** START OF PAGE **

On Wed, Jan 22, 2025 at 06:33:04PM +0100, Christian Borntraeger wrote:
> Am 22.01.25 um 15:44 schrieb Boyer, Andrew:
> [...]
>
> > > > > --- a/drivers/block/virtio_blk.c
> > > > > +++ b/drivers/block/virtio_blk.c
> > > > > @@ -379,14 +379,10 @@ static void virtio_commit_rqs(struct
> > > > > blk_mq_hw_ctx *hctx)
> > > > > {
> > > > > struct virtio_blk *vblk = hctx->queue->queuedata;
> > > > > struct virtio_blk_vq *vq = &vblk->vqs[hctx->queue_num];
> > > > > - bool kick;
> > > > > spin_lock_irq(&vq->lock);
> > > > > - kick = virtqueue_kick_prepare(vq->vq);
> > > > > + virtqueue_kick(vq->vq);
> > > > > spin_unlock_irq(&vq->lock);
> > > > > -
> > > > > - if (kick)
> > > > > - virtqueue_notify(vq->vq);
> > > > > }
> > > >
> > > > I would assume this will be a performance nightmare for normal IO.
> > >
> >
> > Hello Michael and Christian and Jason,
> > Thank you for taking a look.
> >
> > Is the performance concern that the vmexit might lead to the underlying
> > virtual storage stack doing the work immediately? Any other job posting to
> > the same queue would presumably be blocked on a vmexit when it goes to
> > attempt its own notification. That would be almost the same as having the
> > other job block on a lock during the operation, although I guess if you are
> > skipping notifications somehow it would look different.
>
> The performance concern is that you hold a lock and then exit. Exits are
> expensive and can schedule so you will increase the lock holding time
> significantly. This is begging for lock holder preemption.
> Really, dont do it.
The issue is with hardware that wants a copy of an index sent to
it in a notification. Now, you have a race:
thread 1:
index = 1
-> -> send 1 to hardware
thread 2:
index = 2
-> send 2 to hardware
the spec unfortunately does not say whether that is legal.
As far as I could tell, the device can easily use the
wrap counter inside the notification to detect this
and simply discard the "1" notification.
If not, I'd like to understand why.
Thanks!
--
MST

** END OF PAGE **

GIVEN REQUEST 1: From the records below, pull out every line that contains the string "image".

** START OF DATA LINES **

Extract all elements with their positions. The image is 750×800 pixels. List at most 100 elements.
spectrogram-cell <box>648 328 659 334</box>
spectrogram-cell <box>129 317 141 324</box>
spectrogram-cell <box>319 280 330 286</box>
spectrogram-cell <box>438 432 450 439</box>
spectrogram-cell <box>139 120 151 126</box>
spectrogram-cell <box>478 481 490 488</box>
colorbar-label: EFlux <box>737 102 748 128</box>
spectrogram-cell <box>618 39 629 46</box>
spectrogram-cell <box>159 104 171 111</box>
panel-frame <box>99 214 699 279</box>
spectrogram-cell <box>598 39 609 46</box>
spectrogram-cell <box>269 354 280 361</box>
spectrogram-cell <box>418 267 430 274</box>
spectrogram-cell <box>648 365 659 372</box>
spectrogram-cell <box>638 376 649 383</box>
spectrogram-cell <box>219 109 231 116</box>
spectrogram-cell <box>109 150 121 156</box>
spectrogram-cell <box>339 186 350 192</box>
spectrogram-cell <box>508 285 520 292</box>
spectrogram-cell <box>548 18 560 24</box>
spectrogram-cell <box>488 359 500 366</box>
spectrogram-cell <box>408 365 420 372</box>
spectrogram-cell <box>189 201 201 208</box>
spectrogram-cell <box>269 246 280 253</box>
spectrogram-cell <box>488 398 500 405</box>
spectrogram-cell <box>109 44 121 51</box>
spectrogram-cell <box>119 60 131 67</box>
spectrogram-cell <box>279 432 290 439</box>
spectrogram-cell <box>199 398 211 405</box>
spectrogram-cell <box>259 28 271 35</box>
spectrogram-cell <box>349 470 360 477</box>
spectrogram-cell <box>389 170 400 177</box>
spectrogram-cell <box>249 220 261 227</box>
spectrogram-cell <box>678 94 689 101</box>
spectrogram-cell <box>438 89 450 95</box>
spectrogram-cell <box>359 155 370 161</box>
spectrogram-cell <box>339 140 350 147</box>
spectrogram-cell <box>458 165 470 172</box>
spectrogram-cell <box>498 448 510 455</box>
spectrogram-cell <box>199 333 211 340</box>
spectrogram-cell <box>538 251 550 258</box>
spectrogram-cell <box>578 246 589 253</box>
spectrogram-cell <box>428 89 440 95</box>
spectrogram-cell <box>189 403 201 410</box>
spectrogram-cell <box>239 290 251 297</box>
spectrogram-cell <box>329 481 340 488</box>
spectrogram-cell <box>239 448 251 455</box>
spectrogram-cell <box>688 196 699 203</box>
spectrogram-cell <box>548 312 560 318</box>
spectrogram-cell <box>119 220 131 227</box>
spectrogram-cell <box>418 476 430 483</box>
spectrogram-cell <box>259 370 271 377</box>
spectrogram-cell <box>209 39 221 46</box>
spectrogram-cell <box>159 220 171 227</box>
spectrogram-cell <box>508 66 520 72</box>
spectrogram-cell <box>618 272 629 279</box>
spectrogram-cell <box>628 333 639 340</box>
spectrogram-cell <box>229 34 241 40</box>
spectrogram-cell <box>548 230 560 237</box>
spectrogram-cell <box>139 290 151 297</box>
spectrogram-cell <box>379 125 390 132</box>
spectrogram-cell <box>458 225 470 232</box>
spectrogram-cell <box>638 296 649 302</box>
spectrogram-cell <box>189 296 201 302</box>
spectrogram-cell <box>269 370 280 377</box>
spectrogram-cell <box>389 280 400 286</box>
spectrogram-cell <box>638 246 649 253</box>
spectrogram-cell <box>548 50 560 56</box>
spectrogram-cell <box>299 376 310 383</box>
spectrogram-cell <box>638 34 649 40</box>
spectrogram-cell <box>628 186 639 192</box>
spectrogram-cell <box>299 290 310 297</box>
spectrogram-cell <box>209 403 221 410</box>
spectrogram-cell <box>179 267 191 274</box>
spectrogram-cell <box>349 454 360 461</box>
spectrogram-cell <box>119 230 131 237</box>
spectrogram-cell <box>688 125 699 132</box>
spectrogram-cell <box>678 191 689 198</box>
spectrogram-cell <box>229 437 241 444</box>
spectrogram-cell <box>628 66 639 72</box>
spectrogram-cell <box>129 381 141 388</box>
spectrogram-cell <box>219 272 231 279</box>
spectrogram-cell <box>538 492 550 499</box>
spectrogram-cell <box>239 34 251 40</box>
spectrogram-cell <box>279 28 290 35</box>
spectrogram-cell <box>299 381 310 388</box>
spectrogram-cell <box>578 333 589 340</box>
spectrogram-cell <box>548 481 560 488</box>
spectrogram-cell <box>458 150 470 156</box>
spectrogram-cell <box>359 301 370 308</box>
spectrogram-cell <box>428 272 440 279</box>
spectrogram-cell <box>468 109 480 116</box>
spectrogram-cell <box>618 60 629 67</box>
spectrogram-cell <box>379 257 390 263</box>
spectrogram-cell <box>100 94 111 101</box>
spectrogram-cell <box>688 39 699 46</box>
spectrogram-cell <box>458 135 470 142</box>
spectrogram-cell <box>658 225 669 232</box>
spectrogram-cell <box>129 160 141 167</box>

** END OF DATA LINES **

GIVEN REQUEST 2: In the virtio_blk thread, what does MST say the device can use inside the notification to detect the race and discard the "1" notification?

EXERCISE RESULT 1:
Extract all elements with their positions. The image is 750×800 pixels. List at most 100 elements.

EXERCISE RESULT 2: The wrap counter.